◆ Task ◆
Lines containing the string "Polarization" are to be collected in full.

Data tied to figure images
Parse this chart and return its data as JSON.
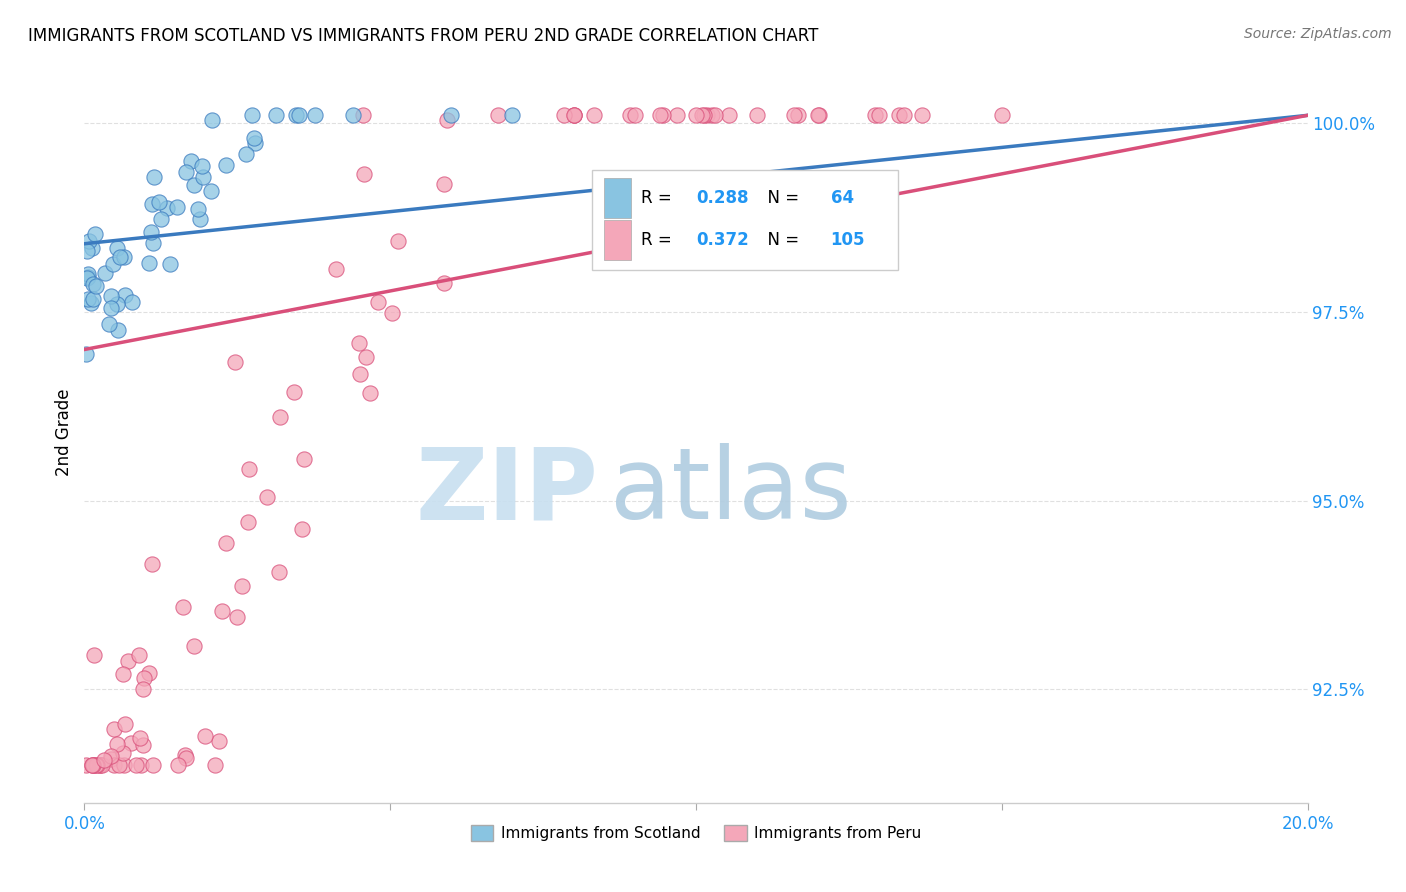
{
  "title": "IMMIGRANTS FROM SCOTLAND VS IMMIGRANTS FROM PERU 2ND GRADE CORRELATION CHART",
  "source": "Source: ZipAtlas.com",
  "ylabel": "2nd Grade",
  "ytick_labels": [
    "100.0%",
    "97.5%",
    "95.0%",
    "92.5%"
  ],
  "ytick_values": [
    1.0,
    0.975,
    0.95,
    0.925
  ],
  "xmin": 0.0,
  "xmax": 0.2,
  "ymin": 0.91,
  "ymax": 1.008,
  "legend_scotland": "Immigrants from Scotland",
  "legend_peru": "Immigrants from Peru",
  "R_scotland": 0.288,
  "N_scotland": 64,
  "R_peru": 0.372,
  "N_peru": 105,
  "color_scotland": "#89c4e1",
  "color_peru": "#f4a7b9",
  "trendline_scotland_color": "#3a7abf",
  "trendline_peru_color": "#d94f7a",
  "scot_trend_x0": 0.0,
  "scot_trend_y0": 0.984,
  "scot_trend_x1": 0.2,
  "scot_trend_y1": 1.001,
  "peru_trend_x0": 0.0,
  "peru_trend_y0": 0.97,
  "peru_trend_x1": 0.2,
  "peru_trend_y1": 1.001,
  "grid_color": "#e0e0e0",
  "grid_style": "--",
  "watermark_zip_color": "#c8dff0",
  "watermark_atlas_color": "#b0cce0",
  "bottom_border_color": "#c0c0c0",
  "right_tick_color": "#2196F3",
  "xtick_color": "#2196F3"
}
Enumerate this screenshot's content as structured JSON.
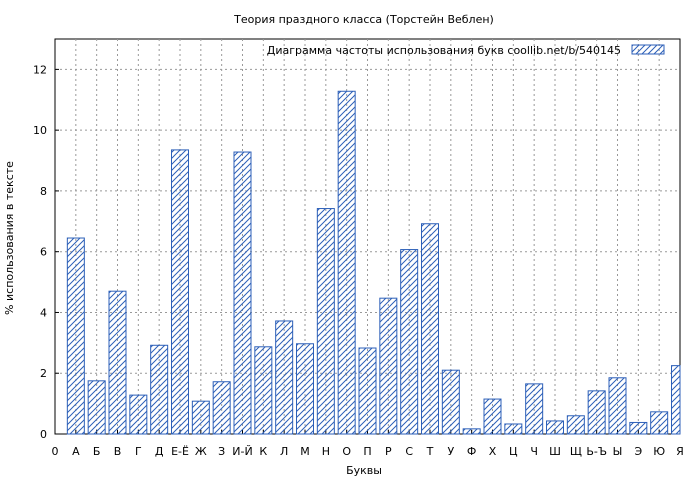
{
  "chart_data": {
    "type": "bar",
    "title": "Теория праздного класса (Торстейн Веблен)",
    "xlabel": "Буквы",
    "ylabel": "% использования в тексте",
    "ylim": [
      0,
      13
    ],
    "yticks": [
      0,
      2,
      4,
      6,
      8,
      10,
      12
    ],
    "grid": true,
    "legend_position": "top-right",
    "series": [
      {
        "name": "Диаграмма частоты использования букв  coollib.net/b/540145",
        "color": "#2c5fb8",
        "pattern": "diagonal-hatch",
        "values": [
          6.45,
          1.75,
          4.7,
          1.28,
          2.92,
          9.35,
          1.08,
          1.72,
          9.28,
          2.87,
          3.72,
          2.97,
          7.42,
          11.28,
          2.83,
          4.47,
          6.07,
          6.92,
          2.1,
          0.17,
          1.15,
          0.33,
          1.65,
          0.43,
          0.6,
          1.42,
          1.85,
          0.38,
          0.73,
          2.25
        ]
      }
    ],
    "categories": [
      "А",
      "Б",
      "В",
      "Г",
      "Д",
      "Е-Ё",
      "Ж",
      "З",
      "И-Й",
      "К",
      "Л",
      "М",
      "Н",
      "О",
      "П",
      "Р",
      "С",
      "Т",
      "У",
      "Ф",
      "Х",
      "Ц",
      "Ч",
      "Ш",
      "Щ",
      "Ь-Ъ",
      "Ы",
      "Э",
      "Ю",
      "Я"
    ],
    "x_tick_labels": [
      "0",
      "А",
      "Б",
      "В",
      "Г",
      "Д",
      "Е-Ё",
      "Ж",
      "З",
      "И-Й",
      "К",
      "Л",
      "М",
      "Н",
      "О",
      "П",
      "Р",
      "С",
      "Т",
      "У",
      "Ф",
      "Х",
      "Ц",
      "Ч",
      "Ш",
      "Щ",
      "Ь-Ъ",
      "Ы",
      "Э",
      "Ю",
      "Я"
    ]
  }
}
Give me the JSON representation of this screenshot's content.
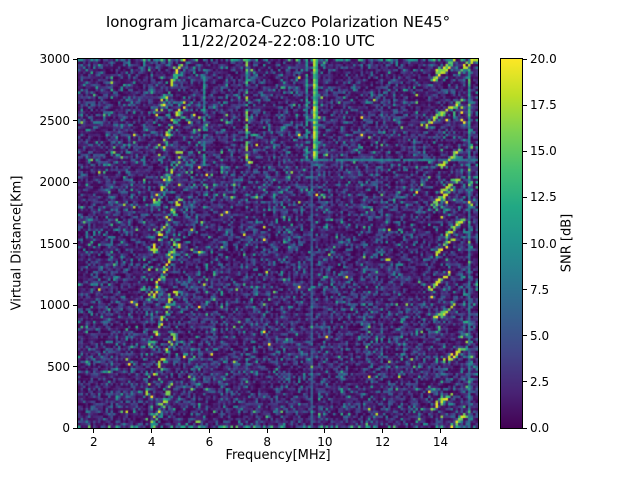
{
  "title": {
    "line1": "Ionogram Jicamarca-Cuzco Polarization NE45°",
    "line2": "11/22/2024-22:08:10 UTC"
  },
  "chart_data": {
    "type": "heatmap",
    "title": "Ionogram Jicamarca-Cuzco Polarization NE45° 11/22/2024-22:08:10 UTC",
    "xlabel": "Frequency[MHz]",
    "ylabel": "Virtual Distance[Km]",
    "xlim": [
      1.45,
      15.3
    ],
    "ylim": [
      0,
      3000
    ],
    "xticks": [
      2,
      4,
      6,
      8,
      10,
      12,
      14
    ],
    "yticks": [
      0,
      500,
      1000,
      1500,
      2000,
      2500,
      3000
    ],
    "grid": {
      "cols": 160,
      "rows": 148
    },
    "seed": 20241122,
    "colorbar": {
      "label": "SNR [dB]",
      "min": 0,
      "max": 20,
      "ticks": [
        0.0,
        2.5,
        5.0,
        7.5,
        10.0,
        12.5,
        15.0,
        17.5,
        20.0
      ],
      "colormap": "viridis",
      "stops": [
        [
          0.0,
          "#440154"
        ],
        [
          0.1,
          "#482475"
        ],
        [
          0.2,
          "#414487"
        ],
        [
          0.3,
          "#355f8d"
        ],
        [
          0.4,
          "#2a788e"
        ],
        [
          0.5,
          "#21918c"
        ],
        [
          0.6,
          "#22a884"
        ],
        [
          0.7,
          "#44bf70"
        ],
        [
          0.8,
          "#7ad151"
        ],
        [
          0.9,
          "#bddf26"
        ],
        [
          1.0,
          "#fde725"
        ]
      ]
    },
    "noise": {
      "scale": 3.0,
      "background_db": 0,
      "speckle_max_db": 20
    },
    "features": {
      "oblique_traces": {
        "comment": "repeating multi-hop oblique echo traces near 4-5 MHz",
        "count": 8,
        "f_start": 3.8,
        "f_drift": 0.06,
        "f_span": 0.95,
        "d_start": -80,
        "d_spacing": 378,
        "d_span": 460,
        "duty": 0.6,
        "v_min": 9,
        "v_max": 20
      },
      "rfi_vertical_lines": [
        {
          "f": 3.2,
          "d0": 2150,
          "d1": 3000,
          "v": 8,
          "vr": 3,
          "duty": 0.4,
          "w": 1
        },
        {
          "f": 4.65,
          "d0": 2350,
          "d1": 3000,
          "v": 8,
          "vr": 3,
          "duty": 0.3,
          "w": 1
        },
        {
          "f": 5.8,
          "d0": 2140,
          "d1": 3000,
          "v": 9,
          "vr": 3,
          "duty": 0.75,
          "w": 1
        },
        {
          "f": 7.32,
          "d0": 2170,
          "d1": 3000,
          "v": 13,
          "vr": 5,
          "duty": 0.75,
          "w": 1,
          "end_bright": true
        },
        {
          "f": 9.33,
          "d0": 2170,
          "d1": 3000,
          "v": 10,
          "vr": 3,
          "duty": 0.8,
          "w": 1
        },
        {
          "f": 9.62,
          "d0": 2170,
          "d1": 3000,
          "v": 16,
          "vr": 4,
          "duty": 1.0,
          "w": 2
        },
        {
          "f": 9.55,
          "d0": 0,
          "d1": 2170,
          "v": 5.5,
          "vr": 1,
          "duty": 1.0,
          "w": 1
        },
        {
          "f": 12.0,
          "d0": 0,
          "d1": 3000,
          "v": 5,
          "vr": 2,
          "duty": 0.35,
          "w": 1
        },
        {
          "f": 14.97,
          "d0": 0,
          "d1": 3000,
          "v": 7.5,
          "vr": 2,
          "duty": 1.0,
          "w": 1
        },
        {
          "f": 14.97,
          "d0": 2400,
          "d1": 3000,
          "v": 12,
          "vr": 4,
          "duty": 0.9,
          "w": 1
        }
      ],
      "horizontal_line": {
        "d": 2185,
        "f0": 9.4,
        "f1": 15.3,
        "v": 8,
        "duty": 0.9
      },
      "right_blobs": {
        "comment": "bright slanted echo patches near 14-15 MHz",
        "f_half_span": 0.33,
        "d_half_span": 60,
        "v_min": 13,
        "v_max": 20,
        "centers": [
          [
            14.2,
            2950
          ],
          [
            15.05,
            2960
          ],
          [
            14.0,
            2870
          ],
          [
            14.35,
            2600
          ],
          [
            13.75,
            2505
          ],
          [
            14.3,
            2185
          ],
          [
            14.35,
            1980
          ],
          [
            14.05,
            1865
          ],
          [
            14.5,
            1635
          ],
          [
            14.15,
            1480
          ],
          [
            13.95,
            1190
          ],
          [
            14.15,
            945
          ],
          [
            14.45,
            590
          ],
          [
            14.05,
            215
          ],
          [
            14.6,
            60
          ]
        ]
      },
      "edge_rows": {
        "duty": 0.32,
        "v_min": 7,
        "v_max": 15
      }
    }
  }
}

◆ Correct response ◆
    "line1": "Ionogram Jicamarca-Cuzco Polarization NE45°",
    "title": "Ionogram Jicamarca-Cuzco Polarization NE45° 11/22/2024-22:08:10 UTC",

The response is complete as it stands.